[begin Given data]

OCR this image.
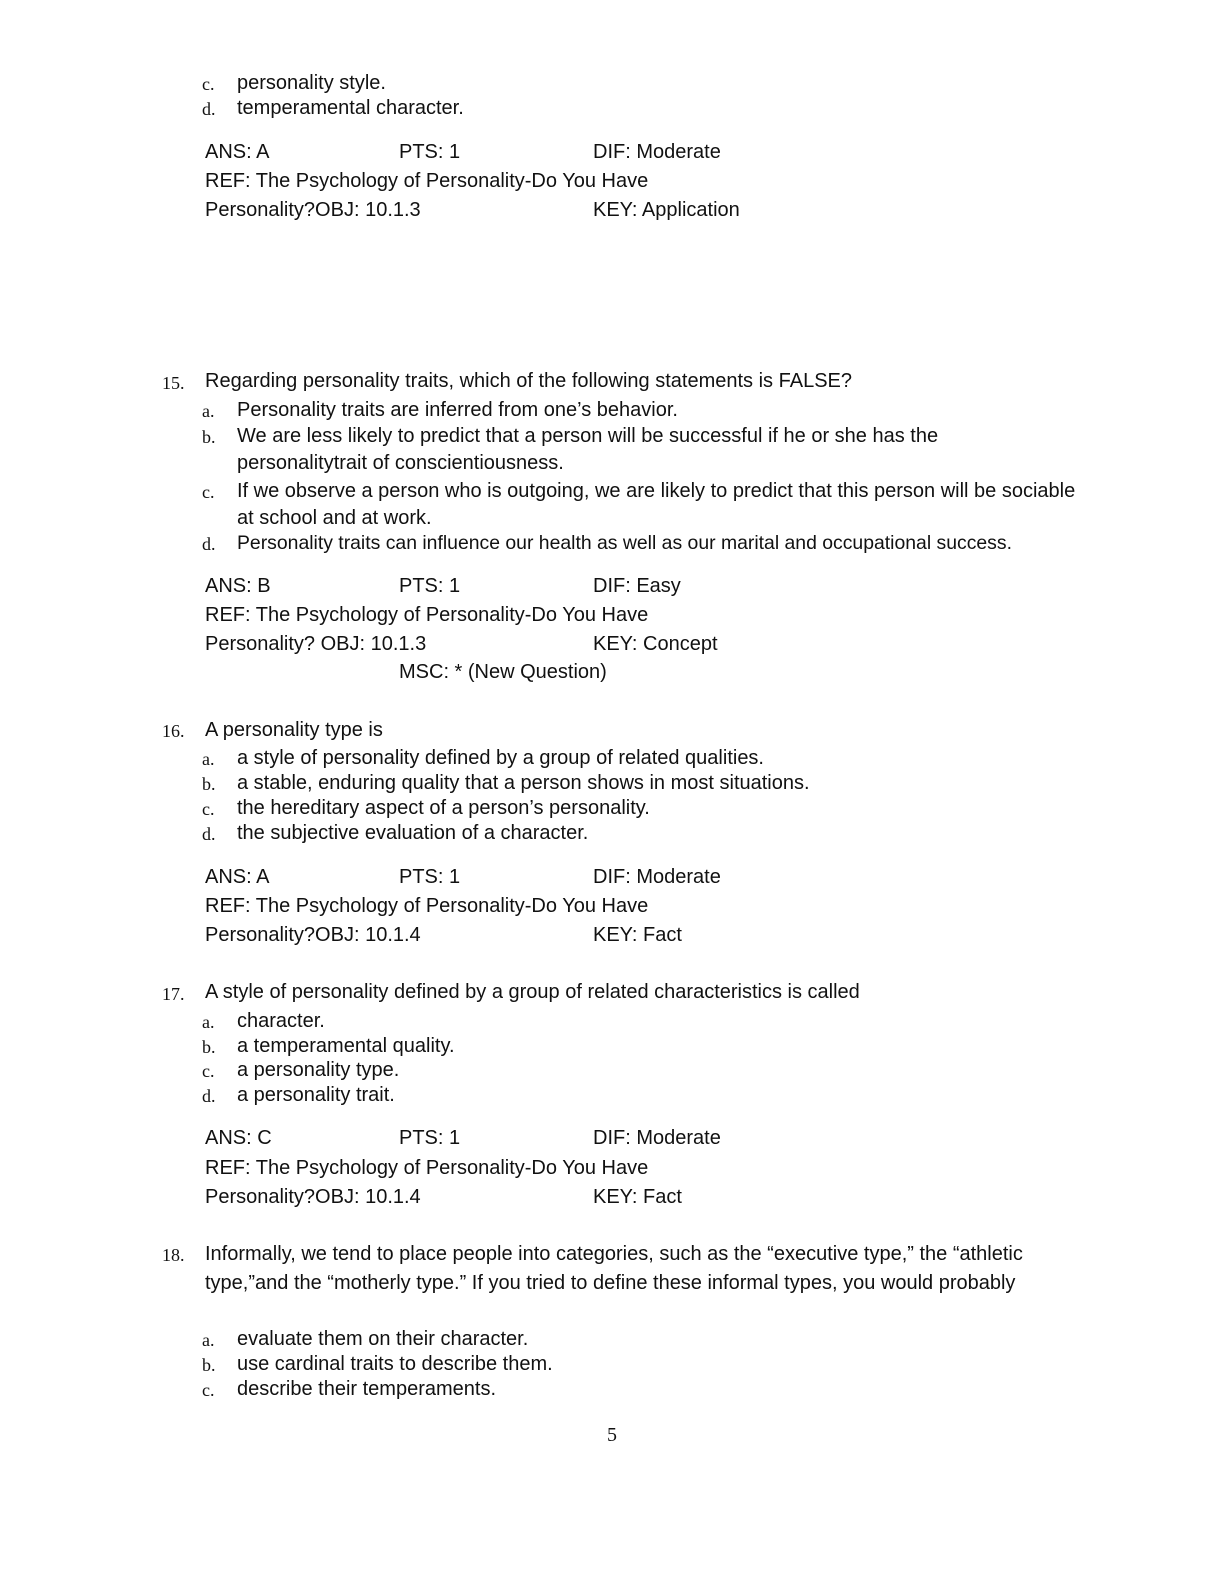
c. personality style.
d. temperamental character.
ANS: A	PTS: 1	DIF: Moderate
REF: The Psychology of Personality-Do You Have
Personality?OBJ: 10.1.3	KEY: Application
15.	Regarding personality traits, which of the following statements is FALSE?
a. Personality traits are inferred from one’s behavior.
b. We are less likely to predict that a person will be successful if he or she has the personalitytrait of conscientiousness.
c. If we observe a person who is outgoing, we are likely to predict that this person will be sociable at school and at work.
d. Personality traits can influence our health as well as our marital and occupational success.
ANS: B	PTS: 1	DIF: Easy
REF: The Psychology of Personality-Do You Have
Personality? OBJ: 10.1.3	KEY: Concept
MSC: * (New Question)
16.	A personality type is
a. a style of personality defined by a group of related qualities.
b. a stable, enduring quality that a person shows in most situations.
c. the hereditary aspect of a person’s personality.
d. the subjective evaluation of a character.
ANS: A	PTS: 1	DIF: Moderate
REF: The Psychology of Personality-Do You Have
Personality?OBJ: 10.1.4	KEY: Fact
17.	A style of personality defined by a group of related characteristics is called
a. character.
b. a temperamental quality.
c. a personality type.
d. a personality trait.
ANS: C	PTS: 1	DIF: Moderate
REF: The Psychology of Personality-Do You Have
Personality?OBJ: 10.1.4	KEY: Fact
18.	Informally, we tend to place people into categories, such as the “executive type,” the “athletic type,”and the “motherly type.” If you tried to define these informal types, you would probably
a. evaluate them on their character.
b. use cardinal traits to describe them.
c. describe their temperaments.
5
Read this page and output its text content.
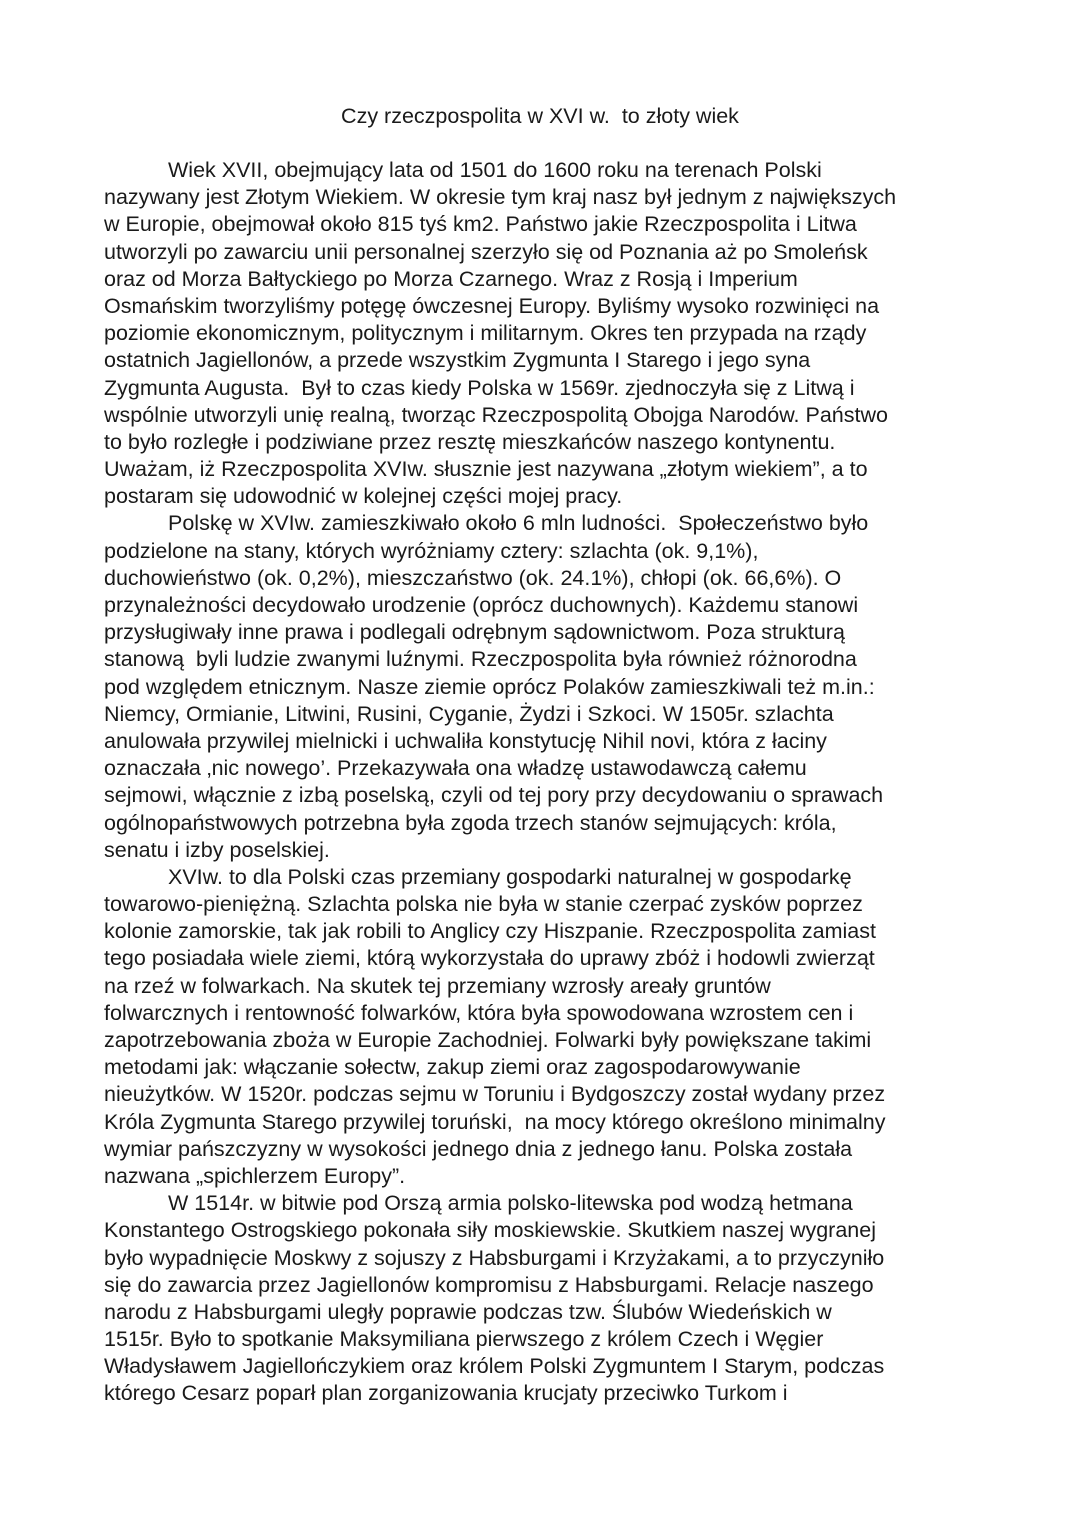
Czy rzeczpospolita w XVI w.  to złoty wiek
Wiek XVII, obejmujący lata od 1501 do 1600 roku na terenach Polski
nazywany jest Złotym Wiekiem. W okresie tym kraj nasz był jednym z największych
w Europie, obejmował około 815 tyś km2. Państwo jakie Rzeczpospolita i Litwa
utworzyli po zawarciu unii personalnej szerzyło się od Poznania aż po Smoleńsk
oraz od Morza Bałtyckiego po Morza Czarnego. Wraz z Rosją i Imperium
Osmańskim tworzyliśmy potęgę ówczesnej Europy. Byliśmy wysoko rozwinięci na
poziomie ekonomicznym, politycznym i militarnym. Okres ten przypada na rządy
ostatnich Jagiellonów, a przede wszystkim Zygmunta I Starego i jego syna
Zygmunta Augusta.  Był to czas kiedy Polska w 1569r. zjednoczyła się z Litwą i
wspólnie utworzyli unię realną, tworząc Rzeczpospolitą Obojga Narodów. Państwo
to było rozległe i podziwiane przez resztę mieszkańców naszego kontynentu.
Uważam, iż Rzeczpospolita XVIw. słusznie jest nazywana „złotym wiekiem”, a to
postaram się udowodnić w kolejnej części mojej pracy.
Polskę w XVIw. zamieszkiwało około 6 mln ludności.  Społeczeństwo było
podzielone na stany, których wyróżniamy cztery: szlachta (ok. 9,1%),
duchowieństwo (ok. 0,2%), mieszczaństwo (ok. 24.1%), chłopi (ok. 66,6%). O
przynależności decydowało urodzenie (oprócz duchownych). Każdemu stanowi
przysługiwały inne prawa i podlegali odrębnym sądownictwom. Poza strukturą
stanową  byli ludzie zwanymi luźnymi. Rzeczpospolita była również różnorodna
pod względem etnicznym. Nasze ziemie oprócz Polaków zamieszkiwali też m.in.:
Niemcy, Ormianie, Litwini, Rusini, Cyganie, Żydzi i Szkoci. W 1505r. szlachta
anulowała przywilej mielnicki i uchwaliła konstytucję Nihil novi, która z łaciny
oznaczała ‚nic nowego’. Przekazywała ona władzę ustawodawczą całemu
sejmowi, włącznie z izbą poselską, czyli od tej pory przy decydowaniu o sprawach
ogólnopaństwowych potrzebna była zgoda trzech stanów sejmujących: króla,
senatu i izby poselskiej.
XVIw. to dla Polski czas przemiany gospodarki naturalnej w gospodarkę
towarowo-pieniężną. Szlachta polska nie była w stanie czerpać zysków poprzez
kolonie zamorskie, tak jak robili to Anglicy czy Hiszpanie. Rzeczpospolita zamiast
tego posiadała wiele ziemi, którą wykorzystała do uprawy zbóż i hodowli zwierząt
na rzeź w folwarkach. Na skutek tej przemiany wzrosły areały gruntów
folwarcznych i rentowność folwarków, która była spowodowana wzrostem cen i
zapotrzebowania zboża w Europie Zachodniej. Folwarki były powiększane takimi
metodami jak: włączanie sołectw, zakup ziemi oraz zagospodarowywanie
nieużytków. W 1520r. podczas sejmu w Toruniu i Bydgoszczy został wydany przez
Króla Zygmunta Starego przywilej toruński,  na mocy którego określono minimalny
wymiar pańszczyzny w wysokości jednego dnia z jednego łanu. Polska została
nazwana „spichlerzem Europy”.
W 1514r. w bitwie pod Orszą armia polsko-litewska pod wodzą hetmana
Konstantego Ostrogskiego pokonała siły moskiewskie. Skutkiem naszej wygranej
było wypadnięcie Moskwy z sojuszy z Habsburgami i Krzyżakami, a to przyczyniło
się do zawarcia przez Jagiellonów kompromisu z Habsburgami. Relacje naszego
narodu z Habsburgami uległy poprawie podczas tzw. Ślubów Wiedeńskich w
1515r. Było to spotkanie Maksymiliana pierwszego z królem Czech i Węgier
Władysławem Jagiellończykiem oraz królem Polski Zygmuntem I Starym, podczas
którego Cesarz poparł plan zorganizowania krucjaty przeciwko Turkom i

[end Given data]

◆ Given instruction
Report how many lines of the data hold the string "type"; give only the number.

◆ Reply
3